Problem description
Copy the material below line for line, without changing any character.

====================

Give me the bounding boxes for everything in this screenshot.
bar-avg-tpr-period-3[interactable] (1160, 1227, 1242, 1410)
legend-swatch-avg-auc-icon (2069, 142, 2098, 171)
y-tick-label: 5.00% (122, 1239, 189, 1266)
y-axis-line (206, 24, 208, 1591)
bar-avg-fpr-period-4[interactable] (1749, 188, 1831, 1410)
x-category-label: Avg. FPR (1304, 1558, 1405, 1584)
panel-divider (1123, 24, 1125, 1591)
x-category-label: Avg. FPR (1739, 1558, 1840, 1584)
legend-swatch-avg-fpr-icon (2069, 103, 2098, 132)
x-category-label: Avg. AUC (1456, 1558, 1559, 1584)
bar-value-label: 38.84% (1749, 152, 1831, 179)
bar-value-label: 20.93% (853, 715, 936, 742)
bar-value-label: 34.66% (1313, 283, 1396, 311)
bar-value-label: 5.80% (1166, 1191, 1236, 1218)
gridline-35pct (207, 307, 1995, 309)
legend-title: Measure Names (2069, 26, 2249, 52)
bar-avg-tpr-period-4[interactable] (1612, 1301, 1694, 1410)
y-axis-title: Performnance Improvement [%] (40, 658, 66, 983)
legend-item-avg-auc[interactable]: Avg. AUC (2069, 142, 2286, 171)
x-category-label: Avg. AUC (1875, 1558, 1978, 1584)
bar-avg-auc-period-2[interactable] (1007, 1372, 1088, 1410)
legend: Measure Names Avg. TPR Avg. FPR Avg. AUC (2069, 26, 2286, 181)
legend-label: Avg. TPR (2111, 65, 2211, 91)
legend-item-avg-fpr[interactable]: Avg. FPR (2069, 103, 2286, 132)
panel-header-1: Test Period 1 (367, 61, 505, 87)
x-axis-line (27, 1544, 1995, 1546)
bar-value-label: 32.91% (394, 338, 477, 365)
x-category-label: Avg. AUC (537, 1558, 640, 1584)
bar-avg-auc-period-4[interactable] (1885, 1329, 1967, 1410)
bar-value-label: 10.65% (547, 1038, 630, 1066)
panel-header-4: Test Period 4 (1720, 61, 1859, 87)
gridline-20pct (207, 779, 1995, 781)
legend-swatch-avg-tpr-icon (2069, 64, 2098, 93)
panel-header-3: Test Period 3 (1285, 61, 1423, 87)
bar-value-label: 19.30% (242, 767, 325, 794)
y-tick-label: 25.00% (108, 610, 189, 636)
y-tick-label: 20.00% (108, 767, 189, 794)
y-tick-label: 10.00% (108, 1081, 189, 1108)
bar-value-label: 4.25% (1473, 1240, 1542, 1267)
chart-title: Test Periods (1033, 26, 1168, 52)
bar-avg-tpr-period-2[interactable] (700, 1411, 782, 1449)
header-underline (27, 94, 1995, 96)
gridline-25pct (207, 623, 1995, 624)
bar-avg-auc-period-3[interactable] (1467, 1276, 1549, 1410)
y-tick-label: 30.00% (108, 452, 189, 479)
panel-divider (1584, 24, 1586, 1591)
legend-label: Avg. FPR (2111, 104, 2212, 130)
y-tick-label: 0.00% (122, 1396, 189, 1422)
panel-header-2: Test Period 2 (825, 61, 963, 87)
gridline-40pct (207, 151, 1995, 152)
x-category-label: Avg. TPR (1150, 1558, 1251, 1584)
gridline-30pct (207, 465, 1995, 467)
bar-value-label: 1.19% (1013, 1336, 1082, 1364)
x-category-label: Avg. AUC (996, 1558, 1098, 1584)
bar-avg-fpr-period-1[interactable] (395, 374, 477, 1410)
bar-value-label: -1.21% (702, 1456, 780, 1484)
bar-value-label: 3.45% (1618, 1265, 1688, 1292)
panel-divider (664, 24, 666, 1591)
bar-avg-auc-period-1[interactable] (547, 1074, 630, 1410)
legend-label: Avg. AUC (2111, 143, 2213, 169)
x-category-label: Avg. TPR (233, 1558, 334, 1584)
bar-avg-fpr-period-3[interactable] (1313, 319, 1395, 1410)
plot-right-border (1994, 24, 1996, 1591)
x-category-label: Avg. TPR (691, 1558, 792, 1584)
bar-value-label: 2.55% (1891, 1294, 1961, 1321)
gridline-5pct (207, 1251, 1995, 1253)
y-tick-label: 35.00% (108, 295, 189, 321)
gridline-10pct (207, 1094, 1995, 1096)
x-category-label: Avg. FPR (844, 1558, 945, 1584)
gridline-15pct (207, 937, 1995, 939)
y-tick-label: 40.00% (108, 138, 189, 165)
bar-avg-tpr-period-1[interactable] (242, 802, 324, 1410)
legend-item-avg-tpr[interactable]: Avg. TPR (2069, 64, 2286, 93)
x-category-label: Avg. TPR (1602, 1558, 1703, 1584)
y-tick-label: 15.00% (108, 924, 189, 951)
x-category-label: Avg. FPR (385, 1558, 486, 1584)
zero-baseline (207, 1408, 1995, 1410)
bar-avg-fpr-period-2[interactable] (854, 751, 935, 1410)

====================

Written answer
Give me the bounding boxes for everything in this screenshot.
bar-avg-tpr-period-3[interactable] (1160, 1227, 1242, 1410)
legend-swatch-avg-auc-icon (2069, 142, 2098, 171)
y-tick-label: 5.00% (122, 1239, 189, 1266)
y-axis-line (206, 24, 208, 1591)
bar-avg-fpr-period-4[interactable] (1749, 188, 1831, 1410)
x-category-label: Avg. FPR (1304, 1558, 1405, 1584)
panel-divider (1123, 24, 1125, 1591)
x-category-label: Avg. FPR (1739, 1558, 1840, 1584)
legend-swatch-avg-fpr-icon (2069, 103, 2098, 132)
x-category-label: Avg. AUC (1456, 1558, 1559, 1584)
bar-value-label: 38.84% (1749, 152, 1831, 179)
bar-value-label: 20.93% (853, 715, 936, 742)
bar-value-label: 34.66% (1313, 283, 1396, 311)
bar-value-label: 5.80% (1166, 1191, 1236, 1218)
gridline-35pct (207, 307, 1995, 309)
legend-title: Measure Names (2069, 26, 2249, 52)
bar-avg-tpr-period-4[interactable] (1612, 1301, 1694, 1410)
y-axis-title: Performnance Improvement [%] (40, 658, 66, 983)
legend-item-avg-auc[interactable]: Avg. AUC (2069, 142, 2286, 171)
x-category-label: Avg. AUC (1875, 1558, 1978, 1584)
bar-avg-auc-period-2[interactable] (1007, 1372, 1088, 1410)
legend: Measure Names Avg. TPR Avg. FPR Avg. AUC (2069, 26, 2286, 181)
legend-label: Avg. TPR (2111, 65, 2211, 91)
legend-item-avg-fpr[interactable]: Avg. FPR (2069, 103, 2286, 132)
panel-header-1: Test Period 1 (367, 61, 505, 87)
x-axis-line (27, 1544, 1995, 1546)
bar-value-label: 32.91% (394, 338, 477, 365)
x-category-label: Avg. AUC (537, 1558, 640, 1584)
bar-avg-auc-period-4[interactable] (1885, 1329, 1967, 1410)
bar-value-label: 10.65% (547, 1038, 630, 1066)
panel-header-4: Test Period 4 (1720, 61, 1859, 87)
gridline-20pct (207, 779, 1995, 781)
legend-swatch-avg-tpr-icon (2069, 64, 2098, 93)
panel-header-3: Test Period 3 (1285, 61, 1423, 87)
bar-value-label: 19.30% (242, 767, 325, 794)
y-tick-label: 25.00% (108, 610, 189, 636)
y-tick-label: 20.00% (108, 767, 189, 794)
y-tick-label: 10.00% (108, 1081, 189, 1108)
bar-value-label: 4.25% (1473, 1240, 1542, 1267)
chart-title: Test Periods (1033, 26, 1168, 52)
bar-avg-tpr-period-2[interactable] (700, 1411, 782, 1449)
header-underline (27, 94, 1995, 96)
gridline-25pct (207, 623, 1995, 624)
bar-avg-auc-period-3[interactable] (1467, 1276, 1549, 1410)
y-tick-label: 30.00% (108, 452, 189, 479)
panel-divider (1584, 24, 1586, 1591)
legend-label: Avg. FPR (2111, 104, 2212, 130)
y-tick-label: 0.00% (122, 1396, 189, 1422)
panel-header-2: Test Period 2 (825, 61, 963, 87)
gridline-40pct (207, 151, 1995, 152)
x-category-label: Avg. TPR (1150, 1558, 1251, 1584)
gridline-30pct (207, 465, 1995, 467)
bar-value-label: 1.19% (1013, 1336, 1082, 1364)
x-category-label: Avg. AUC (996, 1558, 1098, 1584)
bar-avg-fpr-period-1[interactable] (395, 374, 477, 1410)
bar-value-label: -1.21% (702, 1456, 780, 1484)
bar-value-label: 3.45% (1618, 1265, 1688, 1292)
panel-divider (664, 24, 666, 1591)
bar-avg-auc-period-1[interactable] (547, 1074, 630, 1410)
legend-label: Avg. AUC (2111, 143, 2213, 169)
x-category-label: Avg. TPR (233, 1558, 334, 1584)
bar-avg-fpr-period-3[interactable] (1313, 319, 1395, 1410)
plot-right-border (1994, 24, 1996, 1591)
x-category-label: Avg. TPR (691, 1558, 792, 1584)
bar-value-label: 2.55% (1891, 1294, 1961, 1321)
gridline-5pct (207, 1251, 1995, 1253)
y-tick-label: 35.00% (108, 295, 189, 321)
gridline-10pct (207, 1094, 1995, 1096)
x-category-label: Avg. FPR (844, 1558, 945, 1584)
gridline-15pct (207, 937, 1995, 939)
y-tick-label: 40.00% (108, 138, 189, 165)
bar-avg-tpr-period-1[interactable] (242, 802, 324, 1410)
legend-item-avg-tpr[interactable]: Avg. TPR (2069, 64, 2286, 93)
x-category-label: Avg. TPR (1602, 1558, 1703, 1584)
y-tick-label: 15.00% (108, 924, 189, 951)
x-category-label: Avg. FPR (385, 1558, 486, 1584)
zero-baseline (207, 1408, 1995, 1410)
bar-avg-fpr-period-2[interactable] (854, 751, 935, 1410)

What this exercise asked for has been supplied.